### Aim of the exercise
Each line below is to be written out in full, exactly as shown.

Stored data entries:
########################################

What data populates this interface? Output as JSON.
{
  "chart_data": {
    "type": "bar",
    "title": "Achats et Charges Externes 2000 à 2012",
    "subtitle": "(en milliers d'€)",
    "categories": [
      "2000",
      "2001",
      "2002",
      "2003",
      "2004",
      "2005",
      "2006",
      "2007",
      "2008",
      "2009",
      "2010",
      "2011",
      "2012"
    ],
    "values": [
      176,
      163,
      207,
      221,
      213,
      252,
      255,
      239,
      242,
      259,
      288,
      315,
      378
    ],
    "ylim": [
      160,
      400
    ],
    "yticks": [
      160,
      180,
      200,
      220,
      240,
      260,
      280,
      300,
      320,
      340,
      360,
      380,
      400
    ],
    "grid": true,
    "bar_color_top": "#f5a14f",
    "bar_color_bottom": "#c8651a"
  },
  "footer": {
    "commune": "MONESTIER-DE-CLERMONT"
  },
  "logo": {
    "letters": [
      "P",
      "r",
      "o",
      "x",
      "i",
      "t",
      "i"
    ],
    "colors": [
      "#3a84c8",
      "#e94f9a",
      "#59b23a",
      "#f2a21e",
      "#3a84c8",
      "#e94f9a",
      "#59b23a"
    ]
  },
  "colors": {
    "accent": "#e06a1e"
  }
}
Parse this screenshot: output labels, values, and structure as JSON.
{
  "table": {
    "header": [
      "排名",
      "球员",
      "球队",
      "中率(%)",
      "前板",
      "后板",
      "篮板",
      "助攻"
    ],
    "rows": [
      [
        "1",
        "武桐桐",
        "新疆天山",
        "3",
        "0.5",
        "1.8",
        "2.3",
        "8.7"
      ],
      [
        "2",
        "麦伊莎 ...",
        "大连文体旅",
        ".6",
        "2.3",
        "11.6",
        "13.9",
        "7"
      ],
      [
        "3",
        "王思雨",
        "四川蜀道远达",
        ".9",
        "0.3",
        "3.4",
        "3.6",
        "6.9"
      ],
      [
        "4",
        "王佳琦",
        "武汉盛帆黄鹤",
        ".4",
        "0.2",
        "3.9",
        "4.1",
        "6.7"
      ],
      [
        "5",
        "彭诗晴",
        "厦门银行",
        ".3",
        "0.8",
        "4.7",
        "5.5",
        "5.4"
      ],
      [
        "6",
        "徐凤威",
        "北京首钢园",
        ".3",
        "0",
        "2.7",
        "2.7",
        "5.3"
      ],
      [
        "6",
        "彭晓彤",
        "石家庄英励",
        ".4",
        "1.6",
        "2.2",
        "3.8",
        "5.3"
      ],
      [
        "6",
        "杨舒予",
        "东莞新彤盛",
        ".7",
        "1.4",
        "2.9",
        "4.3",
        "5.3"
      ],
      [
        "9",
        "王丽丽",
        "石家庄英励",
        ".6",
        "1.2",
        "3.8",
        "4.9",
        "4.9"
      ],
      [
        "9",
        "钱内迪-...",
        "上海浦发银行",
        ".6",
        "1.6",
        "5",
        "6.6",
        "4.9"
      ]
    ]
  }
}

########################################

### Solution for this task
What data populates this interface? Output as JSON.
{
  "chart_data": {
    "type": "bar",
    "title": "Achats et Charges Externes 2000 à 2012",
    "subtitle": "(en milliers d'€)",
    "categories": [
      "2000",
      "2001",
      "2002",
      "2003",
      "2004",
      "2005",
      "2006",
      "2007",
      "2008",
      "2009",
      "2010",
      "2011",
      "2012"
    ],
    "values": [
      176,
      163,
      207,
      221,
      213,
      252,
      255,
      239,
      242,
      259,
      288,
      315,
      378
    ],
    "ylim": [
      160,
      400
    ],
    "yticks": [
      160,
      180,
      200,
      220,
      240,
      260,
      280,
      300,
      320,
      340,
      360,
      380,
      400
    ],
    "grid": true,
    "bar_color_top": "#f5a14f",
    "bar_color_bottom": "#c8651a"
  },
  "footer": {
    "commune": "MONESTIER-DE-CLERMONT"
  },
  "logo": {
    "letters": [
      "P",
      "r",
      "o",
      "x",
      "i",
      "t",
      "i"
    ],
    "colors": [
      "#3a84c8",
      "#e94f9a",
      "#59b23a",
      "#f2a21e",
      "#3a84c8",
      "#e94f9a",
      "#59b23a"
    ]
  },
  "colors": {
    "accent": "#e06a1e"
  }
}
Parse this screenshot: output labels, values, and structure as JSON.
{
  "table": {
    "header": [
      "排名",
      "球员",
      "球队",
      "中率(%)",
      "前板",
      "后板",
      "篮板",
      "助攻"
    ],
    "rows": [
      [
        "1",
        "武桐桐",
        "新疆天山",
        "3",
        "0.5",
        "1.8",
        "2.3",
        "8.7"
      ],
      [
        "2",
        "麦伊莎 ...",
        "大连文体旅",
        ".6",
        "2.3",
        "11.6",
        "13.9",
        "7"
      ],
      [
        "3",
        "王思雨",
        "四川蜀道远达",
        ".9",
        "0.3",
        "3.4",
        "3.6",
        "6.9"
      ],
      [
        "4",
        "王佳琦",
        "武汉盛帆黄鹤",
        ".4",
        "0.2",
        "3.9",
        "4.1",
        "6.7"
      ],
      [
        "5",
        "彭诗晴",
        "厦门银行",
        ".3",
        "0.8",
        "4.7",
        "5.5",
        "5.4"
      ],
      [
        "6",
        "徐凤威",
        "北京首钢园",
        ".3",
        "0",
        "2.7",
        "2.7",
        "5.3"
      ],
      [
        "6",
        "彭晓彤",
        "石家庄英励",
        ".4",
        "1.6",
        "2.2",
        "3.8",
        "5.3"
      ],
      [
        "6",
        "杨舒予",
        "东莞新彤盛",
        ".7",
        "1.4",
        "2.9",
        "4.3",
        "5.3"
      ],
      [
        "9",
        "王丽丽",
        "石家庄英励",
        ".6",
        "1.2",
        "3.8",
        "4.9",
        "4.9"
      ],
      [
        "9",
        "钱内迪-...",
        "上海浦发银行",
        ".6",
        "1.6",
        "5",
        "6.6",
        "4.9"
      ]
    ]
  }
}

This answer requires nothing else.